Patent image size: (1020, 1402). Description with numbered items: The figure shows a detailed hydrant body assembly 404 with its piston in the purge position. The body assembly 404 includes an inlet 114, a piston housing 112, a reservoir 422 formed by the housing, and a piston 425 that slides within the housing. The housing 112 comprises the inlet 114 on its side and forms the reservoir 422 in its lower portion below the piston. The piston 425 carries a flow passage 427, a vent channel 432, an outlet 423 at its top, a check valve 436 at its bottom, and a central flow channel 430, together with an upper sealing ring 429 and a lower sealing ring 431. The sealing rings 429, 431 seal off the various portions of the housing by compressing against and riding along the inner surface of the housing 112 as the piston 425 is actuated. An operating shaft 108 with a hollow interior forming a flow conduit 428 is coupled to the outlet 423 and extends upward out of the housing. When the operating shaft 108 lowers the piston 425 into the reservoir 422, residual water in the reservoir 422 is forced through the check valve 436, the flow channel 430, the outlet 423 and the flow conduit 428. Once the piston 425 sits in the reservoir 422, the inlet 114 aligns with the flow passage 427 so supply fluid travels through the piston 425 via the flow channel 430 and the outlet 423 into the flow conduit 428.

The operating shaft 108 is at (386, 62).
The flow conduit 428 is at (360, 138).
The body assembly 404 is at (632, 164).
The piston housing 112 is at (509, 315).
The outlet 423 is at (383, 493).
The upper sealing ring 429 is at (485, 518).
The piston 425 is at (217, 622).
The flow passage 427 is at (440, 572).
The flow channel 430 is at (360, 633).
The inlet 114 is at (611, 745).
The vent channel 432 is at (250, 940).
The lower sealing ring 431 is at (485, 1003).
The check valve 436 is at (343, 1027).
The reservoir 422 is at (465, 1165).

──────────────────────────────

WHAT TO WORK ON —
Copy out every line of the items above word for word, changing nothing.

CORRECT OUTPUT —
Patent image size: (1020, 1402). Description with numbered items: The figure shows a detailed hydrant body assembly 404 with its piston in the purge position. The body assembly 404 includes an inlet 114, a piston housing 112, a reservoir 422 formed by the housing, and a piston 425 that slides within the housing. The housing 112 comprises the inlet 114 on its side and forms the reservoir 422 in its lower portion below the piston. The piston 425 carries a flow passage 427, a vent channel 432, an outlet 423 at its top, a check valve 436 at its bottom, and a central flow channel 430, together with an upper sealing ring 429 and a lower sealing ring 431. The sealing rings 429, 431 seal off the various portions of the housing by compressing against and riding along the inner surface of the housing 112 as the piston 425 is actuated. An operating shaft 108 with a hollow interior forming a flow conduit 428 is coupled to the outlet 423 and extends upward out of the housing. When the operating shaft 108 lowers the piston 425 into the reservoir 422, residual water in the reservoir 422 is forced through the check valve 436, the flow channel 430, the outlet 423 and the flow conduit 428. Once the piston 425 sits in the reservoir 422, the inlet 114 aligns with the flow passage 427 so supply fluid travels through the piston 425 via the flow channel 430 and the outlet 423 into the flow conduit 428.

The operating shaft 108 is at (386, 62).
The flow conduit 428 is at (360, 138).
The body assembly 404 is at (632, 164).
The piston housing 112 is at (509, 315).
The outlet 423 is at (383, 493).
The upper sealing ring 429 is at (485, 518).
The piston 425 is at (217, 622).
The flow passage 427 is at (440, 572).
The flow channel 430 is at (360, 633).
The inlet 114 is at (611, 745).
The vent channel 432 is at (250, 940).
The lower sealing ring 431 is at (485, 1003).
The check valve 436 is at (343, 1027).
The reservoir 422 is at (465, 1165).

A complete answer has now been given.